**Written exercise:**
Gather, from the listing beneath this task, every line holding the string "under".
--- start Excerpted records ---
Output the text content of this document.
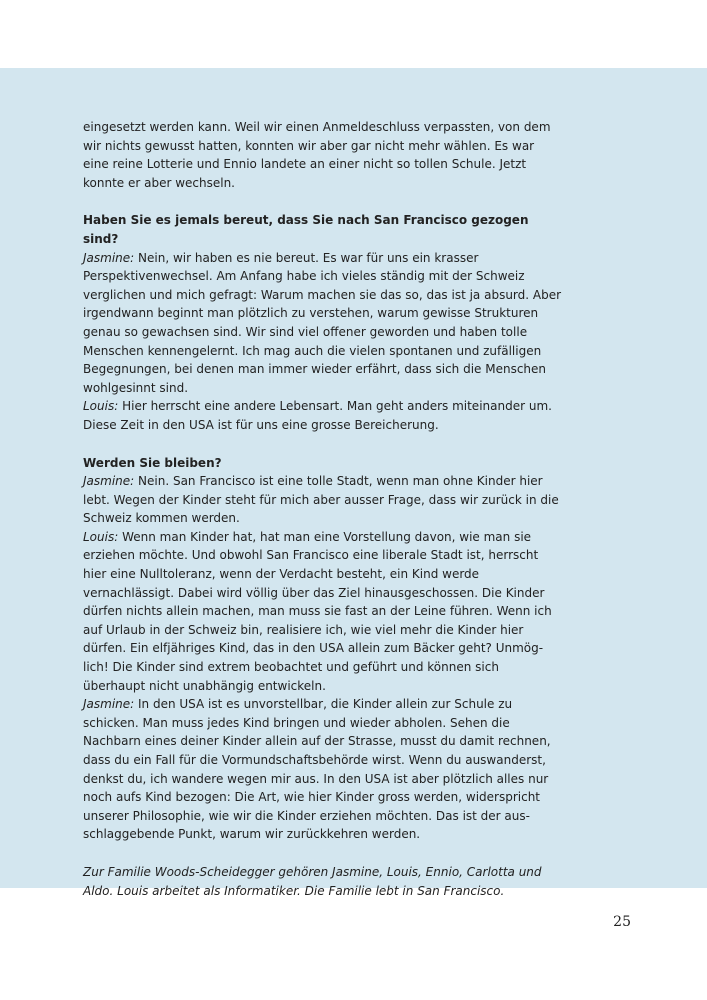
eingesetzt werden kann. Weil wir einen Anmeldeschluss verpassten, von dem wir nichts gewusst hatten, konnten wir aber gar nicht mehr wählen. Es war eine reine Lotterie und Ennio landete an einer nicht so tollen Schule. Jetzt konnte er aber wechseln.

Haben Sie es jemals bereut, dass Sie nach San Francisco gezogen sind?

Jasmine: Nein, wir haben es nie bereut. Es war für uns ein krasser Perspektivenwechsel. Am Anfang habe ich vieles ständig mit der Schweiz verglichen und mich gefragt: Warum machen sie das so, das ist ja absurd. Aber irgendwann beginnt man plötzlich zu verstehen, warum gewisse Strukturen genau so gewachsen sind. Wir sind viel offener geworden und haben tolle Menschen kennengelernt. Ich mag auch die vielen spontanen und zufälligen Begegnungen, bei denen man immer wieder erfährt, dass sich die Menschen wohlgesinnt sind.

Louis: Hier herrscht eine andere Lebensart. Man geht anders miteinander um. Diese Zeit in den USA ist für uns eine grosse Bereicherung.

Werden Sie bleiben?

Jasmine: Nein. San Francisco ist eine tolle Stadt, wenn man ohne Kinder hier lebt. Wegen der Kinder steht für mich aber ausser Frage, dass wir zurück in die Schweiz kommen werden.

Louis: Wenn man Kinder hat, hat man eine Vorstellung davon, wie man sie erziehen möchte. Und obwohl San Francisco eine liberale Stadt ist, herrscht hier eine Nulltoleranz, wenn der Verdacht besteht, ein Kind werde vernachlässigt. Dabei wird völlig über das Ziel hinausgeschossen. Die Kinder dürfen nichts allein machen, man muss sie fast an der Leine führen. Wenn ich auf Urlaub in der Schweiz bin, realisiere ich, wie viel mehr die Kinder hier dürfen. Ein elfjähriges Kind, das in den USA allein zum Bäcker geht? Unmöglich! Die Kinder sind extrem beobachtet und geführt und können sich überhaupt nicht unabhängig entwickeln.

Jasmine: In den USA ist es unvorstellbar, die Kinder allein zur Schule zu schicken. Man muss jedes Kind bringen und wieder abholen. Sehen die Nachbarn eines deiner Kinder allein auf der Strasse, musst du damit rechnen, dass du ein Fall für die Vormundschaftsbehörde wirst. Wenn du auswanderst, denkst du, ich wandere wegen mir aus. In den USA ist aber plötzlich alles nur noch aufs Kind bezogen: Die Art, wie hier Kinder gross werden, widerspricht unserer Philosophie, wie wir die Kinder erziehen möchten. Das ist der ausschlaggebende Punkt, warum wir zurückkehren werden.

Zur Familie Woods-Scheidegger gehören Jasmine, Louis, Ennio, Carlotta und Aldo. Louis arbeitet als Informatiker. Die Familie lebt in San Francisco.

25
--- end Excerpted records ---
--- start Excerpted records ---
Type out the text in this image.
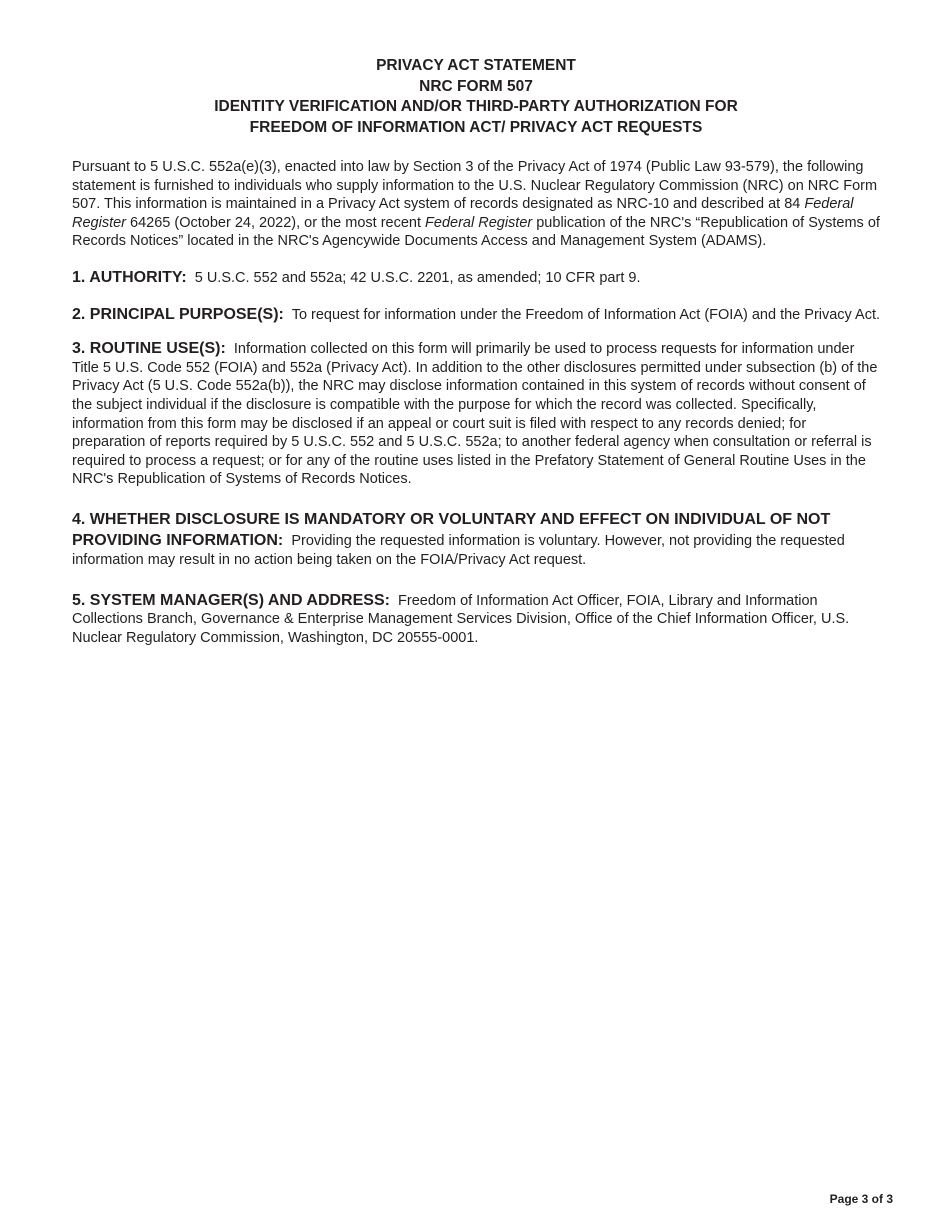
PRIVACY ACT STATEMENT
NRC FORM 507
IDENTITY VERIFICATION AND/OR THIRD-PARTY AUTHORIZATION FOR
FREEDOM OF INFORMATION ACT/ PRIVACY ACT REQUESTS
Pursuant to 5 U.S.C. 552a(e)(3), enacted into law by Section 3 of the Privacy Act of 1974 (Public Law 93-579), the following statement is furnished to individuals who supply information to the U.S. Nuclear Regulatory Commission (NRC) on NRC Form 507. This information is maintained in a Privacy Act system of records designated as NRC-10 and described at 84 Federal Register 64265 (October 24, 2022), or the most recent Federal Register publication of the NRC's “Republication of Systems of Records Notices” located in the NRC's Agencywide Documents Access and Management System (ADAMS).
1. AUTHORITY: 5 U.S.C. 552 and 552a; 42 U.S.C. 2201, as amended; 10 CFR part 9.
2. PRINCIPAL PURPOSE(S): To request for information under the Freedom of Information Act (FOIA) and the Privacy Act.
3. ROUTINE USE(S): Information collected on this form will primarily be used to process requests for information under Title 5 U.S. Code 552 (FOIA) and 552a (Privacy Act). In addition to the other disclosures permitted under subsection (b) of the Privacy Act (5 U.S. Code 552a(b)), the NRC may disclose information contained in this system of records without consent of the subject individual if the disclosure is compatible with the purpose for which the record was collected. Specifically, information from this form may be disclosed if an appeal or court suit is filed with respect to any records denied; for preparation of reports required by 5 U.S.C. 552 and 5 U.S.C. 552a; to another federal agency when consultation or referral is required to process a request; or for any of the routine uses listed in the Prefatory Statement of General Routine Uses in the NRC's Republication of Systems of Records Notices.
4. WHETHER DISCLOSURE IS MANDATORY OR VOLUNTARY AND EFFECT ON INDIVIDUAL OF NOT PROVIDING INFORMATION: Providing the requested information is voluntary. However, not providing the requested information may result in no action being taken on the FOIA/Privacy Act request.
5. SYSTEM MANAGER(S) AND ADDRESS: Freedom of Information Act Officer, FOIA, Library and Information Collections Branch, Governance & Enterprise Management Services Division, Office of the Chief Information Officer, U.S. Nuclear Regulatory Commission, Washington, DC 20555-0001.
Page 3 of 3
--- end Excerpted records ---
**Output of the task:**
2. PRINCIPAL PURPOSE(S): To request for information under the Freedom of Information Act (FOIA) and the Privacy Act.
3. ROUTINE USE(S): Information collected on this form will primarily be used to process requests for information under Title 5 U.S. Code 552 (FOIA) and 552a (Privacy Act). In addition to the other disclosures permitted under subsection (b) of the Privacy Act (5 U.S. Code 552a(b)), the NRC may disclose information contained in this system of records without consent of the subject individual if the disclosure is compatible with the purpose for which the record was collected. Specifically, information from this form may be disclosed if an appeal or court suit is filed with respect to any records denied; for preparation of reports required by 5 U.S.C. 552 and 5 U.S.C. 552a; to another federal agency when consultation or referral is required to process a request; or for any of the routine uses listed in the Prefatory Statement of General Routine Uses in the NRC's Republication of Systems of Records Notices.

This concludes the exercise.